◆ **Objectives**:
1. Echo a passage from the article about the Vermont education bill hearing below. Begin at the words "Lawmakers have one" and stop after the words "rate at $1.".
2. Answer these questions using the article about the Vermont education bill hearing below.
(a) Which committee voted out H.361?
(b) About how many school districts does the state have?
(c) How many pages long is the bill?

◆ **Excerpted text**:
· · · ·
Tom Pelham
Tom Pelham, co-founder of Campaign for Vermont, addresses the House Ways and Means Committee at the Vermont Statehouse on Wednesday, speaking about H.361, the “big bill” voted out of the House Education Committee in recent weeks. Photo by Amy Nixon/VTDigger

[T]he House Ways and Means Committee is drilling down on the House Education Committee’s “big bill” this week.

Lawmakers have one objective: To find some way to bring the statewide property tax rate down.

Rep. Janet Ancel, D-Calais, summed up the problem her committee is trying to solve: “What’s meaningful to people is what happens to their tax rate.”

The cornerstone of the House Education Committee’s “big bill,” H.361, is to push the state’s nearly 300 school districts into larger school systems to both save money and increase opportunities for students.

Wednesday, the House Ways and Means Committee heard from more than a half-dozen witnesses who provided testimony on some of the financial pieces of the House Ed’s bill, and more.

Ancel said her committee will primarily be focused on three pieces of the 51-page bill: the tax rate, tax incentives and the yield proposal, which calls for setting the homestead property tax rate at $1.
· · · ·
◆ **Record list**:

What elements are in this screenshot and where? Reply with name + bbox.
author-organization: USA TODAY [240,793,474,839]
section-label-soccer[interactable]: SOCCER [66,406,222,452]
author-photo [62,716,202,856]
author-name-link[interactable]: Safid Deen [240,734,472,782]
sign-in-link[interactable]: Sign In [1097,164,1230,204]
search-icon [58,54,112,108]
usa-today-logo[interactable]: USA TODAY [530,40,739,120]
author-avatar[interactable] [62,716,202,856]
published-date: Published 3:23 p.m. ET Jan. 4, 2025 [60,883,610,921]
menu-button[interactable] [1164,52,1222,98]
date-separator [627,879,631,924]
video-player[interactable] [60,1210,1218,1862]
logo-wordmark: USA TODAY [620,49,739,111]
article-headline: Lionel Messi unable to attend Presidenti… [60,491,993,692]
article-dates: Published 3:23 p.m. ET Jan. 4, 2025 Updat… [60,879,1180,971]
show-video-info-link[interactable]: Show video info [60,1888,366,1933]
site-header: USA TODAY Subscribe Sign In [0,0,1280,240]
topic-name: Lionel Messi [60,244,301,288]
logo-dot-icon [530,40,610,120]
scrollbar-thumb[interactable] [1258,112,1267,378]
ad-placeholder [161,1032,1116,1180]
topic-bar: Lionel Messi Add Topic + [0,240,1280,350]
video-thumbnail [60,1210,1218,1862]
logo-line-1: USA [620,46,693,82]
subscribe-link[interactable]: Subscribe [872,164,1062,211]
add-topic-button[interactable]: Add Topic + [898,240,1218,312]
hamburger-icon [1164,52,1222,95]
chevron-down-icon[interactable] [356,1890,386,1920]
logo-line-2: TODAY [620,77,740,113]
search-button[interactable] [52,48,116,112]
· · · ·
◆ **Written answers**:
1.
Lawmakers have one objective: To find some way to bring the statewide property tax rate down.

Rep. Janet Ancel, D-Calais, summed up the problem her committee is trying to solve: “What’s meaningful to people is what happens to their tax rate.”

The cornerstone of the House Education Committee’s “big bill,” H.361, is to push the state’s nearly 300 school districts into larger school systems to both save money and increase opportunities for students.

Wednesday, the House Ways and Means Committee heard from more than a half-dozen witnesses who provided testimony on some of the financial pieces of the House Ed’s bill, and more.

Ancel said her committee will primarily be focused on three pieces of the 51-page bill: the tax rate, tax incentives and the yield proposal, which calls for setting the homestead property tax rate at $1.

2.
(a) The House Education Committee
(b) Nearly 300
(c) 51 pages